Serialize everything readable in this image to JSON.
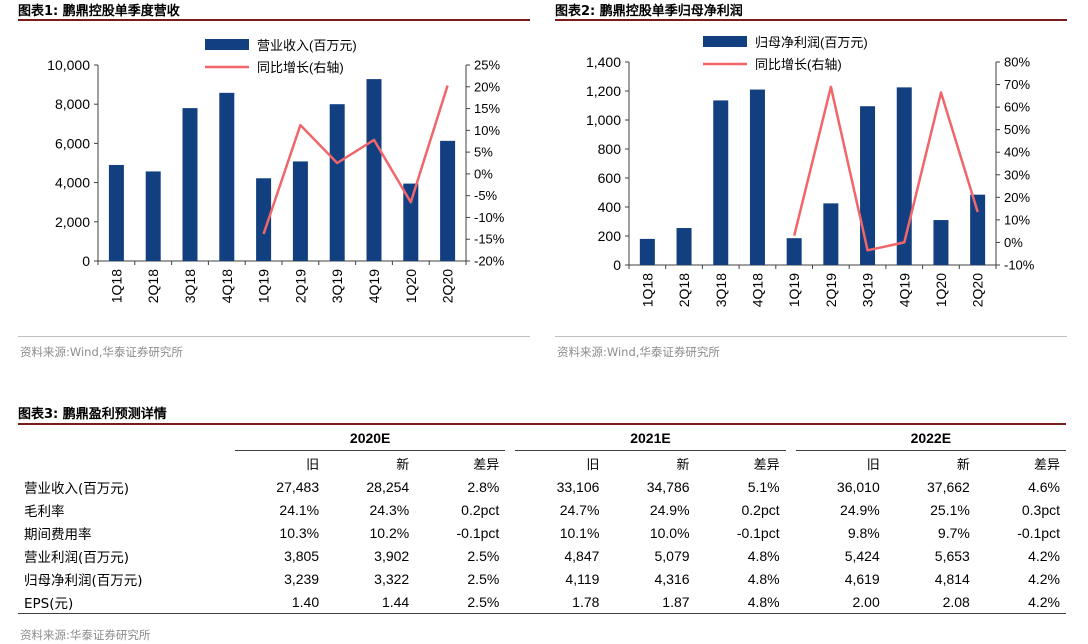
{
  "fig1": {
    "title": "图表1:  鹏鼎控股单季度营收",
    "source": "资料来源:Wind,华泰证券研究所",
    "bar_color": "#123f7f",
    "line_color": "#f0666b"
  },
  "fig2": {
    "title": "图表2:  鹏鼎控股单季归母净利润",
    "source": "资料来源:Wind,华泰证券研究所",
    "bar_color": "#123f7f",
    "line_color": "#f0666b"
  },
  "fig3": {
    "title": "图表3:  鹏鼎盈利预测详情",
    "source": "资料来源:华泰证券研究所"
  },
  "chart_data": [
    {
      "type": "bar",
      "title": "鹏鼎控股单季度营收",
      "categories": [
        "1Q18",
        "2Q18",
        "3Q18",
        "4Q18",
        "1Q19",
        "2Q19",
        "3Q19",
        "4Q19",
        "1Q20",
        "2Q20"
      ],
      "series": [
        {
          "name": "营业收入(百万元)",
          "type": "bar",
          "axis": "left",
          "values": [
            4900,
            4570,
            7800,
            8580,
            4220,
            5080,
            8000,
            9280,
            3950,
            6130
          ]
        },
        {
          "name": "同比增长(右轴)",
          "type": "line",
          "axis": "right",
          "values": [
            null,
            null,
            null,
            null,
            -13.8,
            11.2,
            2.5,
            7.8,
            -6.5,
            20.3
          ]
        }
      ],
      "ylim_left": [
        0,
        10000
      ],
      "yticks_left": [
        "0",
        "2,000",
        "4,000",
        "6,000",
        "8,000",
        "10,000"
      ],
      "ylim_right": [
        -20,
        25
      ],
      "yticks_right": [
        "-20%",
        "-15%",
        "-10%",
        "-5%",
        "0%",
        "5%",
        "10%",
        "15%",
        "20%",
        "25%"
      ],
      "legend": [
        "营业收入(百万元)",
        "同比增长(右轴)"
      ]
    },
    {
      "type": "bar",
      "title": "鹏鼎控股单季归母净利润",
      "categories": [
        "1Q18",
        "2Q18",
        "3Q18",
        "4Q18",
        "1Q19",
        "2Q19",
        "3Q19",
        "4Q19",
        "1Q20",
        "2Q20"
      ],
      "series": [
        {
          "name": "归母净利润(百万元)",
          "type": "bar",
          "axis": "left",
          "values": [
            180,
            255,
            1135,
            1210,
            185,
            425,
            1095,
            1225,
            310,
            485
          ]
        },
        {
          "name": "同比增长(右轴)",
          "type": "line",
          "axis": "right",
          "values": [
            null,
            null,
            null,
            null,
            3,
            69,
            -3.5,
            0,
            66.5,
            13.5
          ]
        }
      ],
      "ylim_left": [
        0,
        1400
      ],
      "yticks_left": [
        "0",
        "200",
        "400",
        "600",
        "800",
        "1,000",
        "1,200",
        "1,400"
      ],
      "ylim_right": [
        -10,
        80
      ],
      "yticks_right": [
        "-10%",
        "0%",
        "10%",
        "20%",
        "30%",
        "40%",
        "50%",
        "60%",
        "70%",
        "80%"
      ],
      "legend": [
        "归母净利润(百万元)",
        "同比增长(右轴)"
      ]
    },
    {
      "type": "table",
      "title": "鹏鼎盈利预测详情",
      "years": [
        "2020E",
        "2021E",
        "2022E"
      ],
      "subheaders": [
        "旧",
        "新",
        "差异"
      ],
      "rows": [
        {
          "label": "营业收入(百万元)",
          "cells": [
            "27,483",
            "28,254",
            "2.8%",
            "33,106",
            "34,786",
            "5.1%",
            "36,010",
            "37,662",
            "4.6%"
          ]
        },
        {
          "label": "毛利率",
          "cells": [
            "24.1%",
            "24.3%",
            "0.2pct",
            "24.7%",
            "24.9%",
            "0.2pct",
            "24.9%",
            "25.1%",
            "0.3pct"
          ]
        },
        {
          "label": "期间费用率",
          "cells": [
            "10.3%",
            "10.2%",
            "-0.1pct",
            "10.1%",
            "10.0%",
            "-0.1pct",
            "9.8%",
            "9.7%",
            "-0.1pct"
          ]
        },
        {
          "label": "营业利润(百万元)",
          "cells": [
            "3,805",
            "3,902",
            "2.5%",
            "4,847",
            "5,079",
            "4.8%",
            "5,424",
            "5,653",
            "4.2%"
          ]
        },
        {
          "label": "归母净利润(百万元)",
          "cells": [
            "3,239",
            "3,322",
            "2.5%",
            "4,119",
            "4,316",
            "4.8%",
            "4,619",
            "4,814",
            "4.2%"
          ]
        },
        {
          "label": "EPS(元)",
          "cells": [
            "1.40",
            "1.44",
            "2.5%",
            "1.78",
            "1.87",
            "4.8%",
            "2.00",
            "2.08",
            "4.2%"
          ]
        }
      ]
    }
  ]
}
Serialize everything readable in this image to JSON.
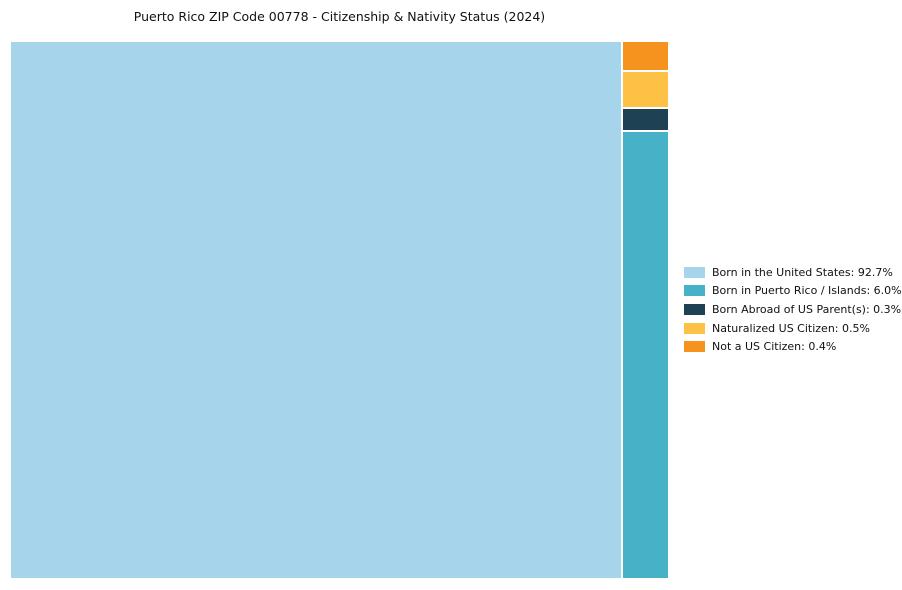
{
  "chart_data": {
    "type": "treemap",
    "title": "Puerto Rico ZIP Code 00778 - Citizenship & Nativity Status (2024)",
    "legend_position": "right",
    "units": "percent",
    "items": [
      {
        "id": "born-in-us",
        "label": "Born in the United States",
        "value": 92.7,
        "display": "Born in the United States: 92.7%",
        "color": "#A6D4EA"
      },
      {
        "id": "born-in-pr-islands",
        "label": "Born in Puerto Rico / Islands",
        "value": 6.0,
        "display": "Born in Puerto Rico / Islands: 6.0%",
        "color": "#47B1C8"
      },
      {
        "id": "born-abroad-us-parents",
        "label": "Born Abroad of US Parent(s)",
        "value": 0.3,
        "display": "Born Abroad of US Parent(s): 0.3%",
        "color": "#1F4154"
      },
      {
        "id": "naturalized-us-citizen",
        "label": "Naturalized US Citizen",
        "value": 0.5,
        "display": "Naturalized US Citizen: 0.5%",
        "color": "#FDC245"
      },
      {
        "id": "not-us-citizen",
        "label": "Not a US Citizen",
        "value": 0.4,
        "display": "Not a US Citizen: 0.4%",
        "color": "#F6921E"
      }
    ]
  }
}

Brief:
Leave out the pictures, and give all the records again exactly.

Finished exercise:
Serialize everything readable in this image to JSON.
{
  "fig1": {
    "title": "图表1:  鹏鼎控股单季度营收",
    "source": "资料来源:Wind,华泰证券研究所",
    "bar_color": "#123f7f",
    "line_color": "#f0666b"
  },
  "fig2": {
    "title": "图表2:  鹏鼎控股单季归母净利润",
    "source": "资料来源:Wind,华泰证券研究所",
    "bar_color": "#123f7f",
    "line_color": "#f0666b"
  },
  "fig3": {
    "title": "图表3:  鹏鼎盈利预测详情",
    "source": "资料来源:华泰证券研究所"
  },
  "chart_data": [
    {
      "type": "bar",
      "title": "鹏鼎控股单季度营收",
      "categories": [
        "1Q18",
        "2Q18",
        "3Q18",
        "4Q18",
        "1Q19",
        "2Q19",
        "3Q19",
        "4Q19",
        "1Q20",
        "2Q20"
      ],
      "series": [
        {
          "name": "营业收入(百万元)",
          "type": "bar",
          "axis": "left",
          "values": [
            4900,
            4570,
            7800,
            8580,
            4220,
            5080,
            8000,
            9280,
            3950,
            6130
          ]
        },
        {
          "name": "同比增长(右轴)",
          "type": "line",
          "axis": "right",
          "values": [
            null,
            null,
            null,
            null,
            -13.8,
            11.2,
            2.5,
            7.8,
            -6.5,
            20.3
          ]
        }
      ],
      "ylim_left": [
        0,
        10000
      ],
      "yticks_left": [
        "0",
        "2,000",
        "4,000",
        "6,000",
        "8,000",
        "10,000"
      ],
      "ylim_right": [
        -20,
        25
      ],
      "yticks_right": [
        "-20%",
        "-15%",
        "-10%",
        "-5%",
        "0%",
        "5%",
        "10%",
        "15%",
        "20%",
        "25%"
      ],
      "legend": [
        "营业收入(百万元)",
        "同比增长(右轴)"
      ]
    },
    {
      "type": "bar",
      "title": "鹏鼎控股单季归母净利润",
      "categories": [
        "1Q18",
        "2Q18",
        "3Q18",
        "4Q18",
        "1Q19",
        "2Q19",
        "3Q19",
        "4Q19",
        "1Q20",
        "2Q20"
      ],
      "series": [
        {
          "name": "归母净利润(百万元)",
          "type": "bar",
          "axis": "left",
          "values": [
            180,
            255,
            1135,
            1210,
            185,
            425,
            1095,
            1225,
            310,
            485
          ]
        },
        {
          "name": "同比增长(右轴)",
          "type": "line",
          "axis": "right",
          "values": [
            null,
            null,
            null,
            null,
            3,
            69,
            -3.5,
            0,
            66.5,
            13.5
          ]
        }
      ],
      "ylim_left": [
        0,
        1400
      ],
      "yticks_left": [
        "0",
        "200",
        "400",
        "600",
        "800",
        "1,000",
        "1,200",
        "1,400"
      ],
      "ylim_right": [
        -10,
        80
      ],
      "yticks_right": [
        "-10%",
        "0%",
        "10%",
        "20%",
        "30%",
        "40%",
        "50%",
        "60%",
        "70%",
        "80%"
      ],
      "legend": [
        "归母净利润(百万元)",
        "同比增长(右轴)"
      ]
    },
    {
      "type": "table",
      "title": "鹏鼎盈利预测详情",
      "years": [
        "2020E",
        "2021E",
        "2022E"
      ],
      "subheaders": [
        "旧",
        "新",
        "差异"
      ],
      "rows": [
        {
          "label": "营业收入(百万元)",
          "cells": [
            "27,483",
            "28,254",
            "2.8%",
            "33,106",
            "34,786",
            "5.1%",
            "36,010",
            "37,662",
            "4.6%"
          ]
        },
        {
          "label": "毛利率",
          "cells": [
            "24.1%",
            "24.3%",
            "0.2pct",
            "24.7%",
            "24.9%",
            "0.2pct",
            "24.9%",
            "25.1%",
            "0.3pct"
          ]
        },
        {
          "label": "期间费用率",
          "cells": [
            "10.3%",
            "10.2%",
            "-0.1pct",
            "10.1%",
            "10.0%",
            "-0.1pct",
            "9.8%",
            "9.7%",
            "-0.1pct"
          ]
        },
        {
          "label": "营业利润(百万元)",
          "cells": [
            "3,805",
            "3,902",
            "2.5%",
            "4,847",
            "5,079",
            "4.8%",
            "5,424",
            "5,653",
            "4.2%"
          ]
        },
        {
          "label": "归母净利润(百万元)",
          "cells": [
            "3,239",
            "3,322",
            "2.5%",
            "4,119",
            "4,316",
            "4.8%",
            "4,619",
            "4,814",
            "4.2%"
          ]
        },
        {
          "label": "EPS(元)",
          "cells": [
            "1.40",
            "1.44",
            "2.5%",
            "1.78",
            "1.87",
            "4.8%",
            "2.00",
            "2.08",
            "4.2%"
          ]
        }
      ]
    }
  ]
}
Serialize everything readable in this image to JSON.
{
  "chart_data": {
    "type": "treemap",
    "title": "Puerto Rico ZIP Code 00778 - Citizenship & Nativity Status (2024)",
    "legend_position": "right",
    "units": "percent",
    "items": [
      {
        "id": "born-in-us",
        "label": "Born in the United States",
        "value": 92.7,
        "display": "Born in the United States: 92.7%",
        "color": "#A6D4EA"
      },
      {
        "id": "born-in-pr-islands",
        "label": "Born in Puerto Rico / Islands",
        "value": 6.0,
        "display": "Born in Puerto Rico / Islands: 6.0%",
        "color": "#47B1C8"
      },
      {
        "id": "born-abroad-us-parents",
        "label": "Born Abroad of US Parent(s)",
        "value": 0.3,
        "display": "Born Abroad of US Parent(s): 0.3%",
        "color": "#1F4154"
      },
      {
        "id": "naturalized-us-citizen",
        "label": "Naturalized US Citizen",
        "value": 0.5,
        "display": "Naturalized US Citizen: 0.5%",
        "color": "#FDC245"
      },
      {
        "id": "not-us-citizen",
        "label": "Not a US Citizen",
        "value": 0.4,
        "display": "Not a US Citizen: 0.4%",
        "color": "#F6921E"
      }
    ]
  }
}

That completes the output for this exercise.